Records to use:
=-=-=

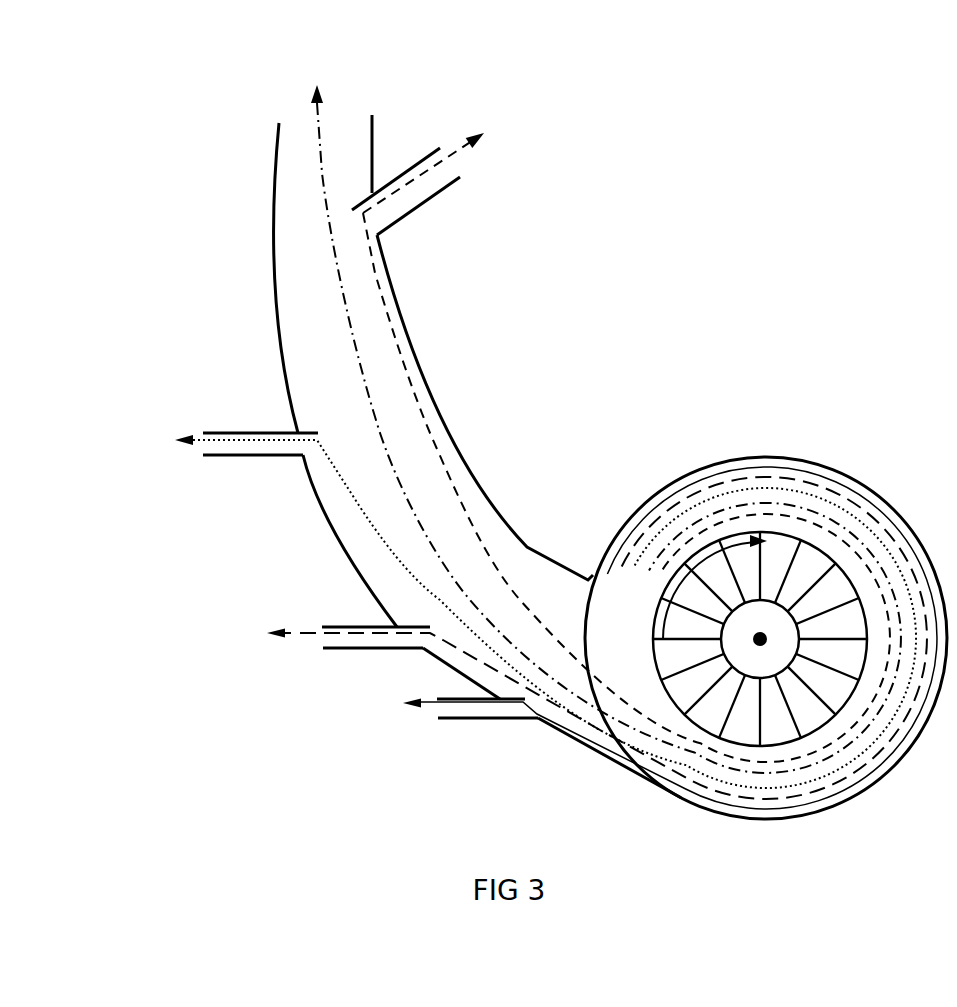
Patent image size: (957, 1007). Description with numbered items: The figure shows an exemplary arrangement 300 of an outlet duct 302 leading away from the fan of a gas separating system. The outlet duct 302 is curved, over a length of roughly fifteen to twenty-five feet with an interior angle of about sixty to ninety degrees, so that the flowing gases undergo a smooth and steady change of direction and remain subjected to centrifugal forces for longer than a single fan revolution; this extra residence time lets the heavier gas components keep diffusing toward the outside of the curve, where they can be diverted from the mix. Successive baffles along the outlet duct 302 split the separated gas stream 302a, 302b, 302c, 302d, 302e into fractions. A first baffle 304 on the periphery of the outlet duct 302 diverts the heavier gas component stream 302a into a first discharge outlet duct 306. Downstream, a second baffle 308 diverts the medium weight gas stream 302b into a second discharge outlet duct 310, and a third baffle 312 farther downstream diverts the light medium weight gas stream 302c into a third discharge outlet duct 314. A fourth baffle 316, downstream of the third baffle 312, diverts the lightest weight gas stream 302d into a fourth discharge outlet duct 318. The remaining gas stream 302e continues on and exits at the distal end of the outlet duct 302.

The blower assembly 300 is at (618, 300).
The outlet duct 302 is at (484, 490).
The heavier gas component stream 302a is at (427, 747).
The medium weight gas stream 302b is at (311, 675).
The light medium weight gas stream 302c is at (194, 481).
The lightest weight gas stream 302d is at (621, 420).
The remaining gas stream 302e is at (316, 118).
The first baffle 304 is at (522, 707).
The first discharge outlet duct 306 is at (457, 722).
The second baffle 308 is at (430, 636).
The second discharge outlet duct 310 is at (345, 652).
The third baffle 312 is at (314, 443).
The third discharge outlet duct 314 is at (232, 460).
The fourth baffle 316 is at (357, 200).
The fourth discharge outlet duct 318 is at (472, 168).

=-=-=

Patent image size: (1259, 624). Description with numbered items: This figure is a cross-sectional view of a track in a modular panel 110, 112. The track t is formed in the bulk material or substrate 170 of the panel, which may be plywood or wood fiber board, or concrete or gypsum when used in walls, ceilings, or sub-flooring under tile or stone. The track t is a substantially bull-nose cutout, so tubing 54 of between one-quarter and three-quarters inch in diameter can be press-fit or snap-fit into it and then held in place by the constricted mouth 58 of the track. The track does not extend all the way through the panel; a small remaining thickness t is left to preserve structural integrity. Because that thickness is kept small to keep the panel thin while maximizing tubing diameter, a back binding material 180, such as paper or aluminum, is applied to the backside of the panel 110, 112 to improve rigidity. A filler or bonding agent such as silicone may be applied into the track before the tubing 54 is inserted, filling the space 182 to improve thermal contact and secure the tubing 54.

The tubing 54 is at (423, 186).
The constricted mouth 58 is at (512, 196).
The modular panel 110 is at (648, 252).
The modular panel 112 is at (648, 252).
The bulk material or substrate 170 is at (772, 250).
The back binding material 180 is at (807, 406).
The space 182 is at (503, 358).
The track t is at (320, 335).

=-=-=

Copy out, word for word, the part of the items that opens with the line containing "Patent image size: (1259, 624)." and closes with the line containing "The modular panel 110 is at (648, 252).", including both of those lines.

Result of this task:
Patent image size: (1259, 624). Description with numbered items: This figure is a cross-sectional view of a track in a modular panel 110, 112. The track t is formed in the bulk material or substrate 170 of the panel, which may be plywood or wood fiber board, or concrete or gypsum when used in walls, ceilings, or sub-flooring under tile or stone. The track t is a substantially bull-nose cutout, so tubing 54 of between one-quarter and three-quarters inch in diameter can be press-fit or snap-fit into it and then held in place by the constricted mouth 58 of the track. The track does not extend all the way through the panel; a small remaining thickness t is left to preserve structural integrity. Because that thickness is kept small to keep the panel thin while maximizing tubing diameter, a back binding material 180, such as paper or aluminum, is applied to the backside of the panel 110, 112 to improve rigidity. A filler or bonding agent such as silicone may be applied into the track before the tubing 54 is inserted, filling the space 182 to improve thermal contact and secure the tubing 54.

The tubing 54 is at (423, 186).
The constricted mouth 58 is at (512, 196).
The modular panel 110 is at (648, 252).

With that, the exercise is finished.